Dataset excerpt:

<<<<

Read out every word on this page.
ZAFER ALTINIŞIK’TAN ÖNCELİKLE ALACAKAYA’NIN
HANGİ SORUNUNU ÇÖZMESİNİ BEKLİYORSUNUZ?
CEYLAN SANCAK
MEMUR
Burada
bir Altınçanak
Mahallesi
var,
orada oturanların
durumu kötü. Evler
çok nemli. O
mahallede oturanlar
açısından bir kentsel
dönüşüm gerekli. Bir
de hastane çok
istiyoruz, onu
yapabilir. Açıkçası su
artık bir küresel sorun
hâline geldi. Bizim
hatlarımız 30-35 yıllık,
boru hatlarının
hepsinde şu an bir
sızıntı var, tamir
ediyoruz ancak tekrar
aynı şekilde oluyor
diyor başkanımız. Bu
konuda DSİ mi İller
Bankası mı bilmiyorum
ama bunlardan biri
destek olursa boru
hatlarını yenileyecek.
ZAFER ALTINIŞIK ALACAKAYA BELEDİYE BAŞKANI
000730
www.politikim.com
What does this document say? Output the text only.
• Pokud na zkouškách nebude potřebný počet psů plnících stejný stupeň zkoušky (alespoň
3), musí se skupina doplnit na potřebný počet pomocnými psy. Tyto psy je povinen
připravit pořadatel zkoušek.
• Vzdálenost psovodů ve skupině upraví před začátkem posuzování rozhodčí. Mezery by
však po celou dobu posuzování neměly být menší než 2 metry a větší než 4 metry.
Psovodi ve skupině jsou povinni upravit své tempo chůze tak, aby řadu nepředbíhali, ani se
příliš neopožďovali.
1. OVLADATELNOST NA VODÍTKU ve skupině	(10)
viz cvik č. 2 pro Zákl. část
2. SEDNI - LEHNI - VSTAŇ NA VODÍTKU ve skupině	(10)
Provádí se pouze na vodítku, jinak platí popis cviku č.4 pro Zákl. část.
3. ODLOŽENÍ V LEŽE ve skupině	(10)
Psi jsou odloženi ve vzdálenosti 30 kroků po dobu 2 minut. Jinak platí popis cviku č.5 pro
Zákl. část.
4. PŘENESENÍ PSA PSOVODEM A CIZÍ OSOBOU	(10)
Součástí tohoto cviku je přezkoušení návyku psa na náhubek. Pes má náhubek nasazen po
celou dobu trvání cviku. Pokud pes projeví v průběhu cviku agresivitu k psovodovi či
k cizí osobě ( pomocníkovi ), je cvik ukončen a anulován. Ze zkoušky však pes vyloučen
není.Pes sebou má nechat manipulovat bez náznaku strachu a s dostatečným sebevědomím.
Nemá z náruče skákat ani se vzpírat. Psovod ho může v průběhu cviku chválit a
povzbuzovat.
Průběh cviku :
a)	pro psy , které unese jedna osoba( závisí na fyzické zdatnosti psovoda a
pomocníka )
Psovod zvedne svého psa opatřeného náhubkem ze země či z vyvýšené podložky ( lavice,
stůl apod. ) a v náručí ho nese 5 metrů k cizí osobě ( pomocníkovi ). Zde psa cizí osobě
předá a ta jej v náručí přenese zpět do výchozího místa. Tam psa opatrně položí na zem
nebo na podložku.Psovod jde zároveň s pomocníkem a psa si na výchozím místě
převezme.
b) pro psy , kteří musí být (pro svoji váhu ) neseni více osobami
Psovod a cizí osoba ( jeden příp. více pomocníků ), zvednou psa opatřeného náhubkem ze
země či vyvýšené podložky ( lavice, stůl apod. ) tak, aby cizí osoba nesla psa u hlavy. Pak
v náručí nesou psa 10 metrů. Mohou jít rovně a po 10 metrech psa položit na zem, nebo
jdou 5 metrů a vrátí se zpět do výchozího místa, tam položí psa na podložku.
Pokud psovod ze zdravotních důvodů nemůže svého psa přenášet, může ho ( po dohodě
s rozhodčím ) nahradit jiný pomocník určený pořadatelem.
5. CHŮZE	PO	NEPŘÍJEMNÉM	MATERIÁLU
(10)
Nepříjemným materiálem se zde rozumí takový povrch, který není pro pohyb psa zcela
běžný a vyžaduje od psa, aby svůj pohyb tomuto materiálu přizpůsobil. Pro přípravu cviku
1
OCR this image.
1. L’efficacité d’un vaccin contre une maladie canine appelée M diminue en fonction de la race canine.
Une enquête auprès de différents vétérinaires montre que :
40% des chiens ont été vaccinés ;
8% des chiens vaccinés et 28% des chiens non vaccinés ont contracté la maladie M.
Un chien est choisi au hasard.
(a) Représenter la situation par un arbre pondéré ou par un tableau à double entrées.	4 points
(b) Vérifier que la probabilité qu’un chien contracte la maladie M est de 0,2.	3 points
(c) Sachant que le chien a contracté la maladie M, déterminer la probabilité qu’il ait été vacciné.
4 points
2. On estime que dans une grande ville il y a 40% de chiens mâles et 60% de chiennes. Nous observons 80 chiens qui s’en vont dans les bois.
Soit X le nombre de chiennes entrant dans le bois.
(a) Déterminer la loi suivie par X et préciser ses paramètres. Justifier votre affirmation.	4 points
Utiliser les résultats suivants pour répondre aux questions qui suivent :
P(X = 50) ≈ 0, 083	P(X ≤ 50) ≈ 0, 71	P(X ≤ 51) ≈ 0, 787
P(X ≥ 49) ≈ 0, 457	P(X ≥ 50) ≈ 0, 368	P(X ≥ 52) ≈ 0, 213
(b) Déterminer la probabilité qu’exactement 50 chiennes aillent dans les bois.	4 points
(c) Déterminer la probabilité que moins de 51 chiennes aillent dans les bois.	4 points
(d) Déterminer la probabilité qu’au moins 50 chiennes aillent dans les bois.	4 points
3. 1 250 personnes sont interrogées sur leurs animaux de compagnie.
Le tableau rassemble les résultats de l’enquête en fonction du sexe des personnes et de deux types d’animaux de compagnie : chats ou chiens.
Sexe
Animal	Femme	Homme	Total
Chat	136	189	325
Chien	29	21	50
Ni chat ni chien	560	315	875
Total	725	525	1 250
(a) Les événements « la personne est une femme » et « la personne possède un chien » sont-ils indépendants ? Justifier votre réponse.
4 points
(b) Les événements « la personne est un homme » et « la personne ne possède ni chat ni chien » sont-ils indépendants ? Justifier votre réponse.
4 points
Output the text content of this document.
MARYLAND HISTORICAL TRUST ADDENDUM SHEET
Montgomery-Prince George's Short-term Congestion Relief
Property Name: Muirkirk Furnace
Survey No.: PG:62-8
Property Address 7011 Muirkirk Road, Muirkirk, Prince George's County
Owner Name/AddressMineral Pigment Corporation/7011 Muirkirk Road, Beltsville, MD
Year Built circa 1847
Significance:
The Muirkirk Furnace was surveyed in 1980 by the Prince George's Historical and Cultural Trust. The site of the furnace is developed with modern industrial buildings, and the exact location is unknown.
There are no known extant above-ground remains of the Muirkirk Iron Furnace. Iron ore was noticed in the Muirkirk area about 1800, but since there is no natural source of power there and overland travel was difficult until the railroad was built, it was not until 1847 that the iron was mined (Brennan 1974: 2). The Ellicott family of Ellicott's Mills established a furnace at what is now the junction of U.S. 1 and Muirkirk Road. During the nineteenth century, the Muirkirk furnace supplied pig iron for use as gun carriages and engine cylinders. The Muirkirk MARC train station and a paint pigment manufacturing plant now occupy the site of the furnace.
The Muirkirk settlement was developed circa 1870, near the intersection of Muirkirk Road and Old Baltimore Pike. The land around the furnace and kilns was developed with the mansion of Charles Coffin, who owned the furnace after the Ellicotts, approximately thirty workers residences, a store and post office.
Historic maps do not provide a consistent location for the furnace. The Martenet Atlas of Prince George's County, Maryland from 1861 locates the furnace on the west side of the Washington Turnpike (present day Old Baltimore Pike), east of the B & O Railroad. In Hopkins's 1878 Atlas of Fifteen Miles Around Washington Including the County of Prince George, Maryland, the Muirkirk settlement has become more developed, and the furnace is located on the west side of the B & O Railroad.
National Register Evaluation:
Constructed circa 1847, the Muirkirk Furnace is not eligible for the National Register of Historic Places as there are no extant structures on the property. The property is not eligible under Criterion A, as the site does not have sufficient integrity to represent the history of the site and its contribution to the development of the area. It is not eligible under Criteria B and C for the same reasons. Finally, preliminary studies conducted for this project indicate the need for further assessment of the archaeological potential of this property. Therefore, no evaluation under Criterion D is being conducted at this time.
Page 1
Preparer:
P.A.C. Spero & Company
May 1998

>>>>

▶ **Task instructions**
For this exercise, gather every line of the data that contains the word "tableau".

▶ **Output of the task**
(a) Représenter la situation par un arbre pondéré ou par un tableau à double entrées.	4 points
Le tableau rassemble les résultats de l’enquête en fonction du sexe des personnes et de deux types d’animaux de compagnie : chats ou chiens.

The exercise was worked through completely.